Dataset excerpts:
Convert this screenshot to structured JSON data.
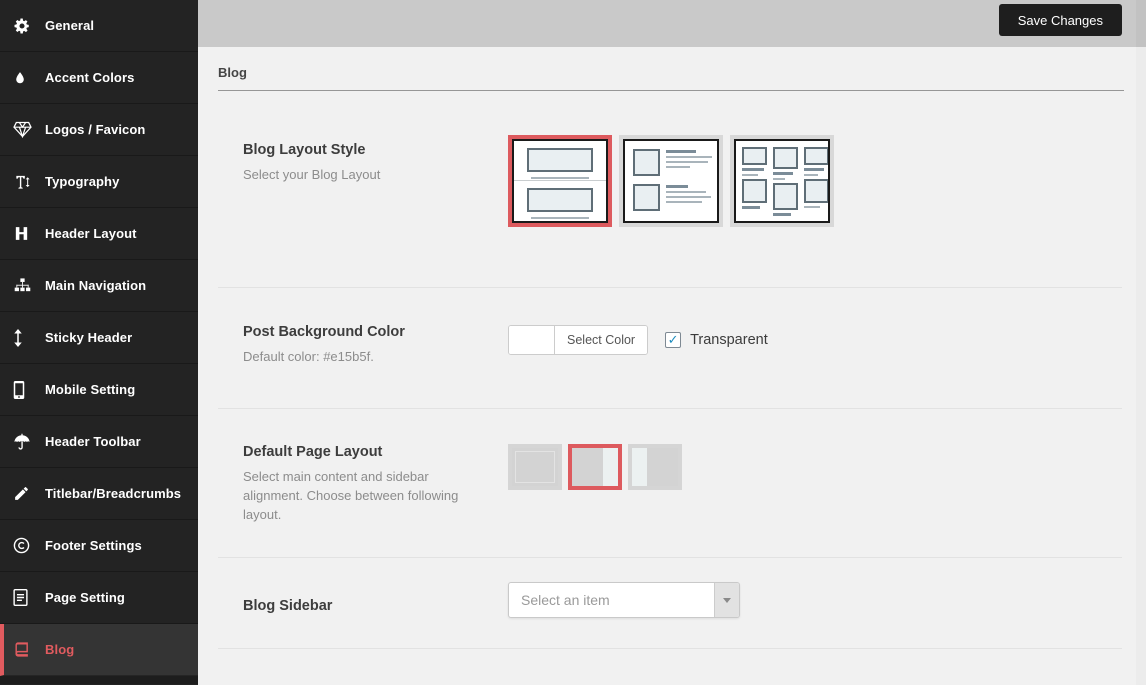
{
  "accent_color": "#e15b5f",
  "topbar": {
    "save_label": "Save Changes"
  },
  "sidebar": {
    "items": [
      {
        "label": "General",
        "icon": "gear-icon",
        "active": false
      },
      {
        "label": "Accent Colors",
        "icon": "droplet-icon",
        "active": false
      },
      {
        "label": "Logos / Favicon",
        "icon": "gem-icon",
        "active": false
      },
      {
        "label": "Typography",
        "icon": "text-height-icon",
        "active": false
      },
      {
        "label": "Header Layout",
        "icon": "header-h-icon",
        "active": false
      },
      {
        "label": "Main Navigation",
        "icon": "sitemap-icon",
        "active": false
      },
      {
        "label": "Sticky Header",
        "icon": "arrows-vertical-icon",
        "active": false
      },
      {
        "label": "Mobile Setting",
        "icon": "mobile-icon",
        "active": false
      },
      {
        "label": "Header Toolbar",
        "icon": "umbrella-icon",
        "active": false
      },
      {
        "label": "Titlebar/Breadcrumbs",
        "icon": "pencil-icon",
        "active": false
      },
      {
        "label": "Footer Settings",
        "icon": "copyright-icon",
        "active": false
      },
      {
        "label": "Page Setting",
        "icon": "page-icon",
        "active": false
      },
      {
        "label": "Blog",
        "icon": "book-icon",
        "active": true
      }
    ]
  },
  "page": {
    "title": "Blog"
  },
  "sections": {
    "blog_layout": {
      "label": "Blog Layout Style",
      "description": "Select your Blog Layout",
      "options": [
        "large-image-list",
        "medium-image-list",
        "masonry-grid"
      ],
      "selected_index": 0
    },
    "post_bg": {
      "label": "Post Background Color",
      "description": "Default color: #e15b5f.",
      "button_label": "Select Color",
      "checkbox_label": "Transparent",
      "checkbox_checked": true
    },
    "page_layout": {
      "label": "Default Page Layout",
      "description": "Select main content and sidebar alignment. Choose between following layout.",
      "options": [
        "full-width",
        "sidebar-right",
        "sidebar-left"
      ],
      "selected_index": 1
    },
    "blog_sidebar": {
      "label": "Blog Sidebar",
      "placeholder": "Select an item"
    }
  },
  "glyphs": {
    "check": "✓"
  }
}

WHAT IS NEEDED:
Set down all the data again exactly as above, pictures excluded.

THE COMPLETED TASK:
Convert this screenshot to structured JSON data.
{
  "accent_color": "#e15b5f",
  "topbar": {
    "save_label": "Save Changes"
  },
  "sidebar": {
    "items": [
      {
        "label": "General",
        "icon": "gear-icon",
        "active": false
      },
      {
        "label": "Accent Colors",
        "icon": "droplet-icon",
        "active": false
      },
      {
        "label": "Logos / Favicon",
        "icon": "gem-icon",
        "active": false
      },
      {
        "label": "Typography",
        "icon": "text-height-icon",
        "active": false
      },
      {
        "label": "Header Layout",
        "icon": "header-h-icon",
        "active": false
      },
      {
        "label": "Main Navigation",
        "icon": "sitemap-icon",
        "active": false
      },
      {
        "label": "Sticky Header",
        "icon": "arrows-vertical-icon",
        "active": false
      },
      {
        "label": "Mobile Setting",
        "icon": "mobile-icon",
        "active": false
      },
      {
        "label": "Header Toolbar",
        "icon": "umbrella-icon",
        "active": false
      },
      {
        "label": "Titlebar/Breadcrumbs",
        "icon": "pencil-icon",
        "active": false
      },
      {
        "label": "Footer Settings",
        "icon": "copyright-icon",
        "active": false
      },
      {
        "label": "Page Setting",
        "icon": "page-icon",
        "active": false
      },
      {
        "label": "Blog",
        "icon": "book-icon",
        "active": true
      }
    ]
  },
  "page": {
    "title": "Blog"
  },
  "sections": {
    "blog_layout": {
      "label": "Blog Layout Style",
      "description": "Select your Blog Layout",
      "options": [
        "large-image-list",
        "medium-image-list",
        "masonry-grid"
      ],
      "selected_index": 0
    },
    "post_bg": {
      "label": "Post Background Color",
      "description": "Default color: #e15b5f.",
      "button_label": "Select Color",
      "checkbox_label": "Transparent",
      "checkbox_checked": true
    },
    "page_layout": {
      "label": "Default Page Layout",
      "description": "Select main content and sidebar alignment. Choose between following layout.",
      "options": [
        "full-width",
        "sidebar-right",
        "sidebar-left"
      ],
      "selected_index": 1
    },
    "blog_sidebar": {
      "label": "Blog Sidebar",
      "placeholder": "Select an item"
    }
  },
  "glyphs": {
    "check": "✓"
  }
}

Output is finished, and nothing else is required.